⟨
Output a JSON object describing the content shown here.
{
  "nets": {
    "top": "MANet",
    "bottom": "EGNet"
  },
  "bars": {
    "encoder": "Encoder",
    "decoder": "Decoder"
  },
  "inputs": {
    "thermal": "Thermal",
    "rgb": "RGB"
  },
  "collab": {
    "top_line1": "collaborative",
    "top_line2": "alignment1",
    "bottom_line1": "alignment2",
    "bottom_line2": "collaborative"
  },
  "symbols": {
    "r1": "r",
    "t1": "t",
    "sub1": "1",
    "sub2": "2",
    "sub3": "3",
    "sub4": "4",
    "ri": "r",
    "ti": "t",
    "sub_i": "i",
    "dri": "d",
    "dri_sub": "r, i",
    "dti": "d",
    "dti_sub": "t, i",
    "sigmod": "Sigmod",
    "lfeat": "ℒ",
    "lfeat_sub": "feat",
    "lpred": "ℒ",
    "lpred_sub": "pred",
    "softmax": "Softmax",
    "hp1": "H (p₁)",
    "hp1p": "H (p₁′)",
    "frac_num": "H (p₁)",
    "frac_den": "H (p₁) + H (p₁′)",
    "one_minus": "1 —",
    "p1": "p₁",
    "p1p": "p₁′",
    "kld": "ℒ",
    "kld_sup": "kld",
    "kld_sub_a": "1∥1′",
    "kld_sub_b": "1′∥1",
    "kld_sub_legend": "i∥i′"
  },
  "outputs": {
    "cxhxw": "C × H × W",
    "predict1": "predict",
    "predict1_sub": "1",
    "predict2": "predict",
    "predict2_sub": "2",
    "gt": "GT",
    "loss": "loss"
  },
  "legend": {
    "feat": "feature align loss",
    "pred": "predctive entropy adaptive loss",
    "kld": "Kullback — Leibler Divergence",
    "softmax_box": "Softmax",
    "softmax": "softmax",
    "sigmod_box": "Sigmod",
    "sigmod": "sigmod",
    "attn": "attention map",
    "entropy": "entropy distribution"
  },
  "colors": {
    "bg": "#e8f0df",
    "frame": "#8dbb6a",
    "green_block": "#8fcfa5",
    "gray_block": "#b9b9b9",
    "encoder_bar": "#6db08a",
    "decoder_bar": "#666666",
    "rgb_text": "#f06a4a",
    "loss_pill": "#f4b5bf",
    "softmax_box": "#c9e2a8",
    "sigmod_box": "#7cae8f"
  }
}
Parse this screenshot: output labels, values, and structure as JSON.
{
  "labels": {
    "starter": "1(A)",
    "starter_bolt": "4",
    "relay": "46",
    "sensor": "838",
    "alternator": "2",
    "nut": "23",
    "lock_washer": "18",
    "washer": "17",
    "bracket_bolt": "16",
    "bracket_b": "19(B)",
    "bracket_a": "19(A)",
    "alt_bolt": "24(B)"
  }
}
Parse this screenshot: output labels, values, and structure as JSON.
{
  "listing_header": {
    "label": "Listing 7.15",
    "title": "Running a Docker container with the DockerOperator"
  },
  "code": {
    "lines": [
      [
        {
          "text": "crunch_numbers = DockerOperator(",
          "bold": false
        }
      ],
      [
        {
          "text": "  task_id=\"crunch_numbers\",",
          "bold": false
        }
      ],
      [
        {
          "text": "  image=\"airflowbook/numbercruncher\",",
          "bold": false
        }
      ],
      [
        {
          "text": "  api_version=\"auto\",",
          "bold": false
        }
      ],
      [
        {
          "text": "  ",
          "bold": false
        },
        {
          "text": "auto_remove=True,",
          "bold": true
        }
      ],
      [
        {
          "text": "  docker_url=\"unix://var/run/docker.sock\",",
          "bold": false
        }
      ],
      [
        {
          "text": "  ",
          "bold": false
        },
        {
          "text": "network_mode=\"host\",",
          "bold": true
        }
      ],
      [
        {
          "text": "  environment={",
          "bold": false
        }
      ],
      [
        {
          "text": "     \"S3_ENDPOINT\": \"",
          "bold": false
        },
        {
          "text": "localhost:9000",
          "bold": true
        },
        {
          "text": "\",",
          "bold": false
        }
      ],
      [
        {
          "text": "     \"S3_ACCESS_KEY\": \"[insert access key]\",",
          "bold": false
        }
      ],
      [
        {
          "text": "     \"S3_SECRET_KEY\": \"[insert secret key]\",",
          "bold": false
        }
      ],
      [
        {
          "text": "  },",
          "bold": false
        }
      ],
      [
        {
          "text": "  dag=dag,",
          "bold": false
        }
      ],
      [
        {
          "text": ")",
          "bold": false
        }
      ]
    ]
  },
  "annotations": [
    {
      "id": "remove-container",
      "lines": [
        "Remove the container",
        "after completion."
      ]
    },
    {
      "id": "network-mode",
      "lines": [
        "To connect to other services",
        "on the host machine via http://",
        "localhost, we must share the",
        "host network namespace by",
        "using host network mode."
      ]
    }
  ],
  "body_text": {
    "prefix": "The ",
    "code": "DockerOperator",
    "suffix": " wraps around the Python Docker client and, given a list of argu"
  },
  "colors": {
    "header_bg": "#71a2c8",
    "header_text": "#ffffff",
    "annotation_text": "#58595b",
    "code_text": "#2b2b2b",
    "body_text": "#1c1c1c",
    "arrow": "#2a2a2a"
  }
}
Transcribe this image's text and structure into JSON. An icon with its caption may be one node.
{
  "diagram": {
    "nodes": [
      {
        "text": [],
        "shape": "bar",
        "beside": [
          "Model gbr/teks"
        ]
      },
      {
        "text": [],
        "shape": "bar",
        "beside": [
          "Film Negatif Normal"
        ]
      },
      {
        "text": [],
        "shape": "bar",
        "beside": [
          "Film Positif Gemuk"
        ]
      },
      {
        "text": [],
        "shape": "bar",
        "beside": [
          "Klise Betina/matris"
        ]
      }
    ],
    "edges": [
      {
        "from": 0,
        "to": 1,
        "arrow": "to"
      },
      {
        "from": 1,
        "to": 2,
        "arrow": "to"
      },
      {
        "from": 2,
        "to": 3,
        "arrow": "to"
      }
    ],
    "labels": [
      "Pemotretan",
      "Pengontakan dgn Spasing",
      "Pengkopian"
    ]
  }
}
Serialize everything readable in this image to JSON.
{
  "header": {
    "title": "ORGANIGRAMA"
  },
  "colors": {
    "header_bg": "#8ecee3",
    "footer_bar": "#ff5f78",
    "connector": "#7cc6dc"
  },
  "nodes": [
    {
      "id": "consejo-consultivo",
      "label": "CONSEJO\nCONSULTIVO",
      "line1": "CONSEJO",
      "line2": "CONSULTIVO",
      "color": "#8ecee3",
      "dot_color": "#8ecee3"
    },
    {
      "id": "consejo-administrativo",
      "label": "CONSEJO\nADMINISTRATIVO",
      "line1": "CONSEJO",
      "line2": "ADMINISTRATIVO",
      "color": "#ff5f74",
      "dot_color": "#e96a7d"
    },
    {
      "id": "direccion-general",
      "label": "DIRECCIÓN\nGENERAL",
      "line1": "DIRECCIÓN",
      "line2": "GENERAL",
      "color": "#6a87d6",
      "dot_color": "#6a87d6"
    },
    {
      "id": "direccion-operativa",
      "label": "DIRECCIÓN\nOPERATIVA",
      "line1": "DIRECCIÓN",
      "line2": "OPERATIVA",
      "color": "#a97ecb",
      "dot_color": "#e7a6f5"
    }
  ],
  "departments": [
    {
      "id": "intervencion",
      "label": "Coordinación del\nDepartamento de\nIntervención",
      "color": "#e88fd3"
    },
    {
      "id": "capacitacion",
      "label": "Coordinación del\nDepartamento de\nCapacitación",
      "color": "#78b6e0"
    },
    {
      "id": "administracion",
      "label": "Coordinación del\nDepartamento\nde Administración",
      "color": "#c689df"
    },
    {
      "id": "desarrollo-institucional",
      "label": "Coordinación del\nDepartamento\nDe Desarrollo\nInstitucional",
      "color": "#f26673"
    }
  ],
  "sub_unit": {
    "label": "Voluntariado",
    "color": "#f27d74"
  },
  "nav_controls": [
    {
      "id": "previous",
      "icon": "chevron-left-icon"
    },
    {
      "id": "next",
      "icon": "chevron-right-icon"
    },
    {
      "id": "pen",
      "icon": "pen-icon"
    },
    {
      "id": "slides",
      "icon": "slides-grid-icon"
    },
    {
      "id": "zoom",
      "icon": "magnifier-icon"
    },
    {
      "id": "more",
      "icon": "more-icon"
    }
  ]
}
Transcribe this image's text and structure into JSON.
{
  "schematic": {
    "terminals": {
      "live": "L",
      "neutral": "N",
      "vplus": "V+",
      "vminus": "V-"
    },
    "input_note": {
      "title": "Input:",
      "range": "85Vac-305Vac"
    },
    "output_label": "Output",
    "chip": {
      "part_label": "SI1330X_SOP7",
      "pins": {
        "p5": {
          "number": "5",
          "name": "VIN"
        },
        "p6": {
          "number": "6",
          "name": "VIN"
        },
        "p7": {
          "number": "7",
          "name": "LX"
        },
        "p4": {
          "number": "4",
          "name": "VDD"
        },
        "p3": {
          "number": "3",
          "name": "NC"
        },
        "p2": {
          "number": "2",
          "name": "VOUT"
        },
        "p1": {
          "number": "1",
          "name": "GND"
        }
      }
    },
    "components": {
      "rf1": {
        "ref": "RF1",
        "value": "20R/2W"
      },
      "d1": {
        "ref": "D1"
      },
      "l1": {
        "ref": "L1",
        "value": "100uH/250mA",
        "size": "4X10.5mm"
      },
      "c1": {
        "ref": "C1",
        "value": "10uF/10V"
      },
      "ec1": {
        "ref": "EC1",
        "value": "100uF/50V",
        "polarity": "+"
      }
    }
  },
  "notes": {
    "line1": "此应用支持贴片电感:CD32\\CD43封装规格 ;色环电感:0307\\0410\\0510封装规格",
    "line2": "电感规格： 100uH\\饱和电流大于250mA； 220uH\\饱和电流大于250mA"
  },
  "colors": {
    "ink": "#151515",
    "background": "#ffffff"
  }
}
⟩
Aim: Determine how many lines above contain "JSON" as a word or string. Give the number alone.

Full solution: 6